PROBLEM STATEMENT.
Tally the lines with the word "Model" and report the number alone.

Figure record extracts.
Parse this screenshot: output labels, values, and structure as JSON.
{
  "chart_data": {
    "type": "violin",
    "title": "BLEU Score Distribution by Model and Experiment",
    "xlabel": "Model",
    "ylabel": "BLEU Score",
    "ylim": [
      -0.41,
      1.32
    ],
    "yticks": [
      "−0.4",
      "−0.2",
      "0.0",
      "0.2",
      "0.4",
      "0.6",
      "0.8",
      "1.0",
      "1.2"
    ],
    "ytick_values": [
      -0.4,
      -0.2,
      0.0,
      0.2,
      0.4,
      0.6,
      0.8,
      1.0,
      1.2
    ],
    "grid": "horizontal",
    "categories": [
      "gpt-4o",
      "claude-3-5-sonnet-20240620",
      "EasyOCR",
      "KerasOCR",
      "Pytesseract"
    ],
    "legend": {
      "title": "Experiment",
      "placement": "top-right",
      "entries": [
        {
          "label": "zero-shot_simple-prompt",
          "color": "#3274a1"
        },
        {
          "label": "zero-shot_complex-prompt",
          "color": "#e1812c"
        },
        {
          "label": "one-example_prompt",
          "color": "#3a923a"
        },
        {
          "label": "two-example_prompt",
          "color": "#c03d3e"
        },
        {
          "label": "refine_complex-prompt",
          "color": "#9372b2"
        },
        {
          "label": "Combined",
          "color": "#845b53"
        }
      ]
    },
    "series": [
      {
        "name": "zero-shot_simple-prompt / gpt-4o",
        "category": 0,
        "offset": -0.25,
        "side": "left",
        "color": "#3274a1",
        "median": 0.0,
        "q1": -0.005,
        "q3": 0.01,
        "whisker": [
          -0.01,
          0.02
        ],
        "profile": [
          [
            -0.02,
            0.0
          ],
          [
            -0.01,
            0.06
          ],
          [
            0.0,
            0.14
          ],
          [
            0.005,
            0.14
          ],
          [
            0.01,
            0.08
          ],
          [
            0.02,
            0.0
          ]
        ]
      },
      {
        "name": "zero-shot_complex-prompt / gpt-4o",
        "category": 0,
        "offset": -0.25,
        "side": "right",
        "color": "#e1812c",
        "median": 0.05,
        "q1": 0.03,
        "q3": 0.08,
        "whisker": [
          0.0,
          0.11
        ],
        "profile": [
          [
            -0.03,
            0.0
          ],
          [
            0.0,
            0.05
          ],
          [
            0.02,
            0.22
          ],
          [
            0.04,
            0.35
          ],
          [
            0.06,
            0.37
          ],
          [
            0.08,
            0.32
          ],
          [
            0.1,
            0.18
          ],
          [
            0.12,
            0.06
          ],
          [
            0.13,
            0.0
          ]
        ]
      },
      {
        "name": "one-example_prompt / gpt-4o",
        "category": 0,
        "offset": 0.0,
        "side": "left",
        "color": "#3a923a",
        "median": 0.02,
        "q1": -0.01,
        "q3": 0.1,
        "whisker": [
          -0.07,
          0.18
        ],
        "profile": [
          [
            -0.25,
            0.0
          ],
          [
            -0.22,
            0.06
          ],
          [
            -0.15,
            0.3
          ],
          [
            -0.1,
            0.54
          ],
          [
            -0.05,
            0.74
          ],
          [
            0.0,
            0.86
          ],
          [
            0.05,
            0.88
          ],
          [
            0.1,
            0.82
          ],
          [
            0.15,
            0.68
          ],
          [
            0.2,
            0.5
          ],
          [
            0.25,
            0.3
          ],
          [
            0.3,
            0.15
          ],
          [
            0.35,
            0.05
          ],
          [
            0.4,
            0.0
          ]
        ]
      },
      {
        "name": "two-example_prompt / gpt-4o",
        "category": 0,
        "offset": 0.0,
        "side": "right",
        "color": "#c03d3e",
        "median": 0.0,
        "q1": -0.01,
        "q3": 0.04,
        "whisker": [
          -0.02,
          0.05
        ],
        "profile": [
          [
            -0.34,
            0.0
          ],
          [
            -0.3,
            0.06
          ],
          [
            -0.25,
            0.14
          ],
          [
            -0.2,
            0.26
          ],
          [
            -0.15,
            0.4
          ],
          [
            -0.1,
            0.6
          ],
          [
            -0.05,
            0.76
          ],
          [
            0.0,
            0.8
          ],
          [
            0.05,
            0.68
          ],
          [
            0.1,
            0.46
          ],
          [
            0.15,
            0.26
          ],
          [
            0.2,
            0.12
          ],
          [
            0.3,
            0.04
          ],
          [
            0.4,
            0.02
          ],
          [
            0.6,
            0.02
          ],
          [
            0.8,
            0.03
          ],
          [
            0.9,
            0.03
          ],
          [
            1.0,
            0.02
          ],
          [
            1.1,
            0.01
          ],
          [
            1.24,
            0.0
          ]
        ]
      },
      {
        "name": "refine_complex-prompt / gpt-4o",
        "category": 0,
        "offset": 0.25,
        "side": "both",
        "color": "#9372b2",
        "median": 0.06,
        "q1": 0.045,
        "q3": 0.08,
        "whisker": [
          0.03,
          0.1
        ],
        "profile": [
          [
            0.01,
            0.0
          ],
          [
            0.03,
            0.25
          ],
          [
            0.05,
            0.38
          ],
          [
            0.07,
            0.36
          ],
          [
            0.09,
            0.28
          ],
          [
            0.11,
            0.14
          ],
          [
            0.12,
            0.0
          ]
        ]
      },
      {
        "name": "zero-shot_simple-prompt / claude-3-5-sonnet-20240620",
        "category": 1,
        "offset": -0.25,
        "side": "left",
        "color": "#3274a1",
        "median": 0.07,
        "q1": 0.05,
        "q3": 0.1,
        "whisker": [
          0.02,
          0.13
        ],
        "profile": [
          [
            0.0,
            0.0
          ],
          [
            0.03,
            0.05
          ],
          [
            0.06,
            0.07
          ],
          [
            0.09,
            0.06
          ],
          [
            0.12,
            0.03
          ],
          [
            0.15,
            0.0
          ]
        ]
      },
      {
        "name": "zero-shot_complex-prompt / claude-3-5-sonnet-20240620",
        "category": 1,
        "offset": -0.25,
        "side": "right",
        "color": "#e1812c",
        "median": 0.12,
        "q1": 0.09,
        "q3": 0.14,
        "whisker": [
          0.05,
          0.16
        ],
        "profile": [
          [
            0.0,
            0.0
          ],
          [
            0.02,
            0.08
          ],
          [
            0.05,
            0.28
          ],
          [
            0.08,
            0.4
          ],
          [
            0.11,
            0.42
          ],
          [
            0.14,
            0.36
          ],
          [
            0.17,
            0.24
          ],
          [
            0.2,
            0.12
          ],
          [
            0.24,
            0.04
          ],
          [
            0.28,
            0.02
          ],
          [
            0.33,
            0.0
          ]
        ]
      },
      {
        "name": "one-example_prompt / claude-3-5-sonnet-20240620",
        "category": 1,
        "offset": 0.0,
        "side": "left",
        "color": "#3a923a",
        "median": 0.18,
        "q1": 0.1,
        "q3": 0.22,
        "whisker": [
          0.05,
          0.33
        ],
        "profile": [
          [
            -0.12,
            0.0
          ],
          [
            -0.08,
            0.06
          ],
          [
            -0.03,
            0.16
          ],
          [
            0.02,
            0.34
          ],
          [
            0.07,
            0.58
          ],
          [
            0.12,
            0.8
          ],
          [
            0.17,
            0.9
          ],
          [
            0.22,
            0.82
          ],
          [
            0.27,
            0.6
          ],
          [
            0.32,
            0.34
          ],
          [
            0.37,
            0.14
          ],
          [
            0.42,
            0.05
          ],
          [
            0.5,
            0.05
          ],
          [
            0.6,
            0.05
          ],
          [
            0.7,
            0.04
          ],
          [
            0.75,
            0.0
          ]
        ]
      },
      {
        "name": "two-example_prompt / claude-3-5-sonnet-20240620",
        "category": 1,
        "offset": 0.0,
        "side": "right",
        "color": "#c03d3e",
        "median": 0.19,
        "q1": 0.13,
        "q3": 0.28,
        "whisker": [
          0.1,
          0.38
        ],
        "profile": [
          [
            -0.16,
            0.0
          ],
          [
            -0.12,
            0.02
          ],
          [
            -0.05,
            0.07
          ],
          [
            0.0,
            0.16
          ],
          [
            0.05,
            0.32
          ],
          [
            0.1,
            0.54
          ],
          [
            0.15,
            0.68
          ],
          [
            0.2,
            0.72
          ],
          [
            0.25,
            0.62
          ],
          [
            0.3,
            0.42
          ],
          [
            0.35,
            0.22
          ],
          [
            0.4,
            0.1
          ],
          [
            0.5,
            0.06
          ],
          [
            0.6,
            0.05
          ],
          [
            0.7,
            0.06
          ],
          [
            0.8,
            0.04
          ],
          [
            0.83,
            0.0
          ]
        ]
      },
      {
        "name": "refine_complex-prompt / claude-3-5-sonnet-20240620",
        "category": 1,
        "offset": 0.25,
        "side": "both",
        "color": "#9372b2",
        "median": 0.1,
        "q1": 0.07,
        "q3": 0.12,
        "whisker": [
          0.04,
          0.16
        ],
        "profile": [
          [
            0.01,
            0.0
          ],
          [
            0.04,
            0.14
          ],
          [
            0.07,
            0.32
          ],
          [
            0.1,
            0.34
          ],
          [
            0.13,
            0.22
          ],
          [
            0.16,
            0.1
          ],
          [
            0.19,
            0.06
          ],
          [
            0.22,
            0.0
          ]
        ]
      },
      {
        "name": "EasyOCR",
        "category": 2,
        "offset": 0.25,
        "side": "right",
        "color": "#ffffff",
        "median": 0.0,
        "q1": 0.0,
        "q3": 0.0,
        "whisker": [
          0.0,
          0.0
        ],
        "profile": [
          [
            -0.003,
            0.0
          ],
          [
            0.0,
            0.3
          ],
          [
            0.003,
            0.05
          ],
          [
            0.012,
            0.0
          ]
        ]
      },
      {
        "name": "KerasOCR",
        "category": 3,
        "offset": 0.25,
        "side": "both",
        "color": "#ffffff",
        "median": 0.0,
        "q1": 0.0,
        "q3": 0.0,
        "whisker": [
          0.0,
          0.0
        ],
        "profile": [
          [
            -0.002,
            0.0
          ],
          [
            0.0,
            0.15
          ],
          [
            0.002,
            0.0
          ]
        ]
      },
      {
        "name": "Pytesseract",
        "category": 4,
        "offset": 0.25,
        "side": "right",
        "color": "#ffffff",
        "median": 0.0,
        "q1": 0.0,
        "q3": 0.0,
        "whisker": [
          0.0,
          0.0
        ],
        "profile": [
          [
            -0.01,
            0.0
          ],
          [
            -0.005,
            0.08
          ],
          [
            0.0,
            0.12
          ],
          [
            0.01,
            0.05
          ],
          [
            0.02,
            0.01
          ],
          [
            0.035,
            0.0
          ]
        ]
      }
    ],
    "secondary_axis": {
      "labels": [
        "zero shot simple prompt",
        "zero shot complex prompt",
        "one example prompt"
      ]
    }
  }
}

SOLUTION BELOW.
2